Lines of data:

((

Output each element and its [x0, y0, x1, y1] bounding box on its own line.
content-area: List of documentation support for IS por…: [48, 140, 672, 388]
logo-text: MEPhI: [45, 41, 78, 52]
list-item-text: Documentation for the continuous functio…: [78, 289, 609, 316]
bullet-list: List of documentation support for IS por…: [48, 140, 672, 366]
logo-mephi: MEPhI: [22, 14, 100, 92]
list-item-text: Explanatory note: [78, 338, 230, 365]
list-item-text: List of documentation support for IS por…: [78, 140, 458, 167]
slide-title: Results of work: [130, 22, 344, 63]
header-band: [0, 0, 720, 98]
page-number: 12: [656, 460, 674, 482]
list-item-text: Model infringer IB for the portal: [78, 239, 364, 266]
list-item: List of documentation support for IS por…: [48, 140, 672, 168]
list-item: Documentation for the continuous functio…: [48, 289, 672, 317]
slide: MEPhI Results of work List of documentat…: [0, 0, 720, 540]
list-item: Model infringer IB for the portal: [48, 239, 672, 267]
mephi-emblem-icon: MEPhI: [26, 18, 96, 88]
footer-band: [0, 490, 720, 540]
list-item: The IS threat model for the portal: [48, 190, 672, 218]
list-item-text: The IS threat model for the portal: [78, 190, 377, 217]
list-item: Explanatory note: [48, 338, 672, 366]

))

WRITTEN TASK:
Copy out the stretch of rows from the first row through the row containing "list-item-text: Model infringer", reproducing each one without any change.

FULL RESPONSE:
Output each element and its [x0, y0, x1, y1] bounding box on its own line.
content-area: List of documentation support for IS por…: [48, 140, 672, 388]
logo-text: MEPhI: [45, 41, 78, 52]
list-item-text: Documentation for the continuous functio…: [78, 289, 609, 316]
bullet-list: List of documentation support for IS por…: [48, 140, 672, 366]
logo-mephi: MEPhI: [22, 14, 100, 92]
list-item-text: Explanatory note: [78, 338, 230, 365]
list-item-text: List of documentation support for IS por…: [78, 140, 458, 167]
slide-title: Results of work: [130, 22, 344, 63]
header-band: [0, 0, 720, 98]
page-number: 12: [656, 460, 674, 482]
list-item-text: Model infringer IB for the portal: [78, 239, 364, 266]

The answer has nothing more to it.